*GOAL*. Retype everything in the listing, leaving each line exactly as it is.

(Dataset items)
** Begin **
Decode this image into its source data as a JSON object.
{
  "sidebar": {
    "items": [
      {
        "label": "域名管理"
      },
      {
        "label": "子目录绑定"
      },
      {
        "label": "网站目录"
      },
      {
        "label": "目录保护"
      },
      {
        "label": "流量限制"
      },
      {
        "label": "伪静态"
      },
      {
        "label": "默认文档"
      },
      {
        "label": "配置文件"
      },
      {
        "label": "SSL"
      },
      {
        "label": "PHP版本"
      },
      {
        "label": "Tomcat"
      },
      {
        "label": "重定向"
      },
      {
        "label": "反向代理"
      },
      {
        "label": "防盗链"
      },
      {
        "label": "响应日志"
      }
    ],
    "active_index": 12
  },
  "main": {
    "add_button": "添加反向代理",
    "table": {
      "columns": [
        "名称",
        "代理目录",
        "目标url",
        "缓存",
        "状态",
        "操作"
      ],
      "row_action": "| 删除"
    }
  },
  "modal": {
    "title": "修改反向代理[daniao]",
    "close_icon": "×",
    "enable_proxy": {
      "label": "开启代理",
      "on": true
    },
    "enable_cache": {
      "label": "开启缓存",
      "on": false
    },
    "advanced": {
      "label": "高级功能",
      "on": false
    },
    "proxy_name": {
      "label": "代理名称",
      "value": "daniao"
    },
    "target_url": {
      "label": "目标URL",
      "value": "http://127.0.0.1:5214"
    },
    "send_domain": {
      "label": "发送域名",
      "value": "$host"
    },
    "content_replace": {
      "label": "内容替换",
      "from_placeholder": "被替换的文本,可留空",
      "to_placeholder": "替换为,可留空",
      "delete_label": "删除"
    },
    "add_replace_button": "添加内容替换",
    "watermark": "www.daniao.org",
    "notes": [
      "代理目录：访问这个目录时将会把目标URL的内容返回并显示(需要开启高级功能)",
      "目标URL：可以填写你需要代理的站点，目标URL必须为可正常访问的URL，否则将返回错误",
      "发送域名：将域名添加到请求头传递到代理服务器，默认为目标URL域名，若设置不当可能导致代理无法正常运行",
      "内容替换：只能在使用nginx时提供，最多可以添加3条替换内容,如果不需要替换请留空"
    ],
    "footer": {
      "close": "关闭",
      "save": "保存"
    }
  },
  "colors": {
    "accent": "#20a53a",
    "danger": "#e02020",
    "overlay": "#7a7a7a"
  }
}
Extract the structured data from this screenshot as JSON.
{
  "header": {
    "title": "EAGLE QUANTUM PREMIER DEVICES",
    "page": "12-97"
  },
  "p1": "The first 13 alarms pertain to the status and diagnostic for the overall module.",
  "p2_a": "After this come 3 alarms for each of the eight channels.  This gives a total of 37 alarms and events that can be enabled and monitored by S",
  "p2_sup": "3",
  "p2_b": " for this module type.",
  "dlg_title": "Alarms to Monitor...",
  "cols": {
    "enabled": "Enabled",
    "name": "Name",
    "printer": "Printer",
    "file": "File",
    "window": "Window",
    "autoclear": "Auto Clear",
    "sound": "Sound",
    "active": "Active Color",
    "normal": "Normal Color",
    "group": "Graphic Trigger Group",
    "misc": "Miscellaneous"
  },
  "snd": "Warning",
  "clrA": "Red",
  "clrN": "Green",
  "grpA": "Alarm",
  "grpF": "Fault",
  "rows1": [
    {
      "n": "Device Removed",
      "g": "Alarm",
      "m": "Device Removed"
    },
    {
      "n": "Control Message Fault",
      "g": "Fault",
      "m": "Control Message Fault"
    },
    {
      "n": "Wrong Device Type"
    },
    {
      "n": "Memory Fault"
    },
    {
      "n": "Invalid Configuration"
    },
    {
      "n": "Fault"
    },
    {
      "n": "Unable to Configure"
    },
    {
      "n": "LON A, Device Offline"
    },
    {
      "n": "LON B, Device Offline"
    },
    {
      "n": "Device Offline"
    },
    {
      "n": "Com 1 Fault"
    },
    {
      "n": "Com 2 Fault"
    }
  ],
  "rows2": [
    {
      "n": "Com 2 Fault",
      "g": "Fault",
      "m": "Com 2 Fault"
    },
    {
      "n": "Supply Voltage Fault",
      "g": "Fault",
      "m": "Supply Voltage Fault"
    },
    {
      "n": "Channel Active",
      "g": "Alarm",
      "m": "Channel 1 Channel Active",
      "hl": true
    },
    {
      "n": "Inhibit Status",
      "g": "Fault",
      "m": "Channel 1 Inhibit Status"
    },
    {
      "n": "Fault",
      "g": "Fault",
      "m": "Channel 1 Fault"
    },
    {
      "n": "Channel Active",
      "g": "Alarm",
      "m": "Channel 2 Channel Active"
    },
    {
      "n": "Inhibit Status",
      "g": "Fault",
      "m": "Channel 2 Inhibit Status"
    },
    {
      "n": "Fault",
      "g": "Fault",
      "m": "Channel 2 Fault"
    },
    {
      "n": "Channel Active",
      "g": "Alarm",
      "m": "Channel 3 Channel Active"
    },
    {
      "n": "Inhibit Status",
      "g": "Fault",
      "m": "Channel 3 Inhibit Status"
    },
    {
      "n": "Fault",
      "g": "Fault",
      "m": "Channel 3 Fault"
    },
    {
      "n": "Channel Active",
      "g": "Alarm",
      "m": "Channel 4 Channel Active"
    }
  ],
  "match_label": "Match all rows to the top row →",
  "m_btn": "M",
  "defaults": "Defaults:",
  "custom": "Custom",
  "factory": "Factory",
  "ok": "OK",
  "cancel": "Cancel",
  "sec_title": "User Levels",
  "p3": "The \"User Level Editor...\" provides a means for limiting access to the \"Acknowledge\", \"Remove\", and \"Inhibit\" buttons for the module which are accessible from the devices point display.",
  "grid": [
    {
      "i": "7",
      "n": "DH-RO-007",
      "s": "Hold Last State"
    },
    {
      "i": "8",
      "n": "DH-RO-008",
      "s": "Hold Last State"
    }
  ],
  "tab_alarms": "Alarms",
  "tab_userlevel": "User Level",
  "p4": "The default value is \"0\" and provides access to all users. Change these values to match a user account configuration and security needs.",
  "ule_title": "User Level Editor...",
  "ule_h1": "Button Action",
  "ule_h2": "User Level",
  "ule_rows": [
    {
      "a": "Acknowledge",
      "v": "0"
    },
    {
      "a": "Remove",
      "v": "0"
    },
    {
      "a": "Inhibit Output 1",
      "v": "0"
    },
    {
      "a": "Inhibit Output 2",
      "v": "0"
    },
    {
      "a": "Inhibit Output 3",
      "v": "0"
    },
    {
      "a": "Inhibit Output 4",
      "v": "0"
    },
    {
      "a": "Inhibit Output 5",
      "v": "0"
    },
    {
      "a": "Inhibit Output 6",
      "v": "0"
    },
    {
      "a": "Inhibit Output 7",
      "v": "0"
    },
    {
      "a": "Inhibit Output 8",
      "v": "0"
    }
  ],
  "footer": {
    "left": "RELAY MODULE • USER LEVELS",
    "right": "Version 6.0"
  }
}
** End **
*FULL RESPONSE*.
Decode this image into its source data as a JSON object.
{
  "sidebar": {
    "items": [
      {
        "label": "域名管理"
      },
      {
        "label": "子目录绑定"
      },
      {
        "label": "网站目录"
      },
      {
        "label": "目录保护"
      },
      {
        "label": "流量限制"
      },
      {
        "label": "伪静态"
      },
      {
        "label": "默认文档"
      },
      {
        "label": "配置文件"
      },
      {
        "label": "SSL"
      },
      {
        "label": "PHP版本"
      },
      {
        "label": "Tomcat"
      },
      {
        "label": "重定向"
      },
      {
        "label": "反向代理"
      },
      {
        "label": "防盗链"
      },
      {
        "label": "响应日志"
      }
    ],
    "active_index": 12
  },
  "main": {
    "add_button": "添加反向代理",
    "table": {
      "columns": [
        "名称",
        "代理目录",
        "目标url",
        "缓存",
        "状态",
        "操作"
      ],
      "row_action": "| 删除"
    }
  },
  "modal": {
    "title": "修改反向代理[daniao]",
    "close_icon": "×",
    "enable_proxy": {
      "label": "开启代理",
      "on": true
    },
    "enable_cache": {
      "label": "开启缓存",
      "on": false
    },
    "advanced": {
      "label": "高级功能",
      "on": false
    },
    "proxy_name": {
      "label": "代理名称",
      "value": "daniao"
    },
    "target_url": {
      "label": "目标URL",
      "value": "http://127.0.0.1:5214"
    },
    "send_domain": {
      "label": "发送域名",
      "value": "$host"
    },
    "content_replace": {
      "label": "内容替换",
      "from_placeholder": "被替换的文本,可留空",
      "to_placeholder": "替换为,可留空",
      "delete_label": "删除"
    },
    "add_replace_button": "添加内容替换",
    "watermark": "www.daniao.org",
    "notes": [
      "代理目录：访问这个目录时将会把目标URL的内容返回并显示(需要开启高级功能)",
      "目标URL：可以填写你需要代理的站点，目标URL必须为可正常访问的URL，否则将返回错误",
      "发送域名：将域名添加到请求头传递到代理服务器，默认为目标URL域名，若设置不当可能导致代理无法正常运行",
      "内容替换：只能在使用nginx时提供，最多可以添加3条替换内容,如果不需要替换请留空"
    ],
    "footer": {
      "close": "关闭",
      "save": "保存"
    }
  },
  "colors": {
    "accent": "#20a53a",
    "danger": "#e02020",
    "overlay": "#7a7a7a"
  }
}
Extract the structured data from this screenshot as JSON.
{
  "header": {
    "title": "EAGLE QUANTUM PREMIER DEVICES",
    "page": "12-97"
  },
  "p1": "The first 13 alarms pertain to the status and diagnostic for the overall module.",
  "p2_a": "After this come 3 alarms for each of the eight channels.  This gives a total of 37 alarms and events that can be enabled and monitored by S",
  "p2_sup": "3",
  "p2_b": " for this module type.",
  "dlg_title": "Alarms to Monitor...",
  "cols": {
    "enabled": "Enabled",
    "name": "Name",
    "printer": "Printer",
    "file": "File",
    "window": "Window",
    "autoclear": "Auto Clear",
    "sound": "Sound",
    "active": "Active Color",
    "normal": "Normal Color",
    "group": "Graphic Trigger Group",
    "misc": "Miscellaneous"
  },
  "snd": "Warning",
  "clrA": "Red",
  "clrN": "Green",
  "grpA": "Alarm",
  "grpF": "Fault",
  "rows1": [
    {
      "n": "Device Removed",
      "g": "Alarm",
      "m": "Device Removed"
    },
    {
      "n": "Control Message Fault",
      "g": "Fault",
      "m": "Control Message Fault"
    },
    {
      "n": "Wrong Device Type"
    },
    {
      "n": "Memory Fault"
    },
    {
      "n": "Invalid Configuration"
    },
    {
      "n": "Fault"
    },
    {
      "n": "Unable to Configure"
    },
    {
      "n": "LON A, Device Offline"
    },
    {
      "n": "LON B, Device Offline"
    },
    {
      "n": "Device Offline"
    },
    {
      "n": "Com 1 Fault"
    },
    {
      "n": "Com 2 Fault"
    }
  ],
  "rows2": [
    {
      "n": "Com 2 Fault",
      "g": "Fault",
      "m": "Com 2 Fault"
    },
    {
      "n": "Supply Voltage Fault",
      "g": "Fault",
      "m": "Supply Voltage Fault"
    },
    {
      "n": "Channel Active",
      "g": "Alarm",
      "m": "Channel 1 Channel Active",
      "hl": true
    },
    {
      "n": "Inhibit Status",
      "g": "Fault",
      "m": "Channel 1 Inhibit Status"
    },
    {
      "n": "Fault",
      "g": "Fault",
      "m": "Channel 1 Fault"
    },
    {
      "n": "Channel Active",
      "g": "Alarm",
      "m": "Channel 2 Channel Active"
    },
    {
      "n": "Inhibit Status",
      "g": "Fault",
      "m": "Channel 2 Inhibit Status"
    },
    {
      "n": "Fault",
      "g": "Fault",
      "m": "Channel 2 Fault"
    },
    {
      "n": "Channel Active",
      "g": "Alarm",
      "m": "Channel 3 Channel Active"
    },
    {
      "n": "Inhibit Status",
      "g": "Fault",
      "m": "Channel 3 Inhibit Status"
    },
    {
      "n": "Fault",
      "g": "Fault",
      "m": "Channel 3 Fault"
    },
    {
      "n": "Channel Active",
      "g": "Alarm",
      "m": "Channel 4 Channel Active"
    }
  ],
  "match_label": "Match all rows to the top row →",
  "m_btn": "M",
  "defaults": "Defaults:",
  "custom": "Custom",
  "factory": "Factory",
  "ok": "OK",
  "cancel": "Cancel",
  "sec_title": "User Levels",
  "p3": "The \"User Level Editor...\" provides a means for limiting access to the \"Acknowledge\", \"Remove\", and \"Inhibit\" buttons for the module which are accessible from the devices point display.",
  "grid": [
    {
      "i": "7",
      "n": "DH-RO-007",
      "s": "Hold Last State"
    },
    {
      "i": "8",
      "n": "DH-RO-008",
      "s": "Hold Last State"
    }
  ],
  "tab_alarms": "Alarms",
  "tab_userlevel": "User Level",
  "p4": "The default value is \"0\" and provides access to all users. Change these values to match a user account configuration and security needs.",
  "ule_title": "User Level Editor...",
  "ule_h1": "Button Action",
  "ule_h2": "User Level",
  "ule_rows": [
    {
      "a": "Acknowledge",
      "v": "0"
    },
    {
      "a": "Remove",
      "v": "0"
    },
    {
      "a": "Inhibit Output 1",
      "v": "0"
    },
    {
      "a": "Inhibit Output 2",
      "v": "0"
    },
    {
      "a": "Inhibit Output 3",
      "v": "0"
    },
    {
      "a": "Inhibit Output 4",
      "v": "0"
    },
    {
      "a": "Inhibit Output 5",
      "v": "0"
    },
    {
      "a": "Inhibit Output 6",
      "v": "0"
    },
    {
      "a": "Inhibit Output 7",
      "v": "0"
    },
    {
      "a": "Inhibit Output 8",
      "v": "0"
    }
  ],
  "footer": {
    "left": "RELAY MODULE • USER LEVELS",
    "right": "Version 6.0"
  }
}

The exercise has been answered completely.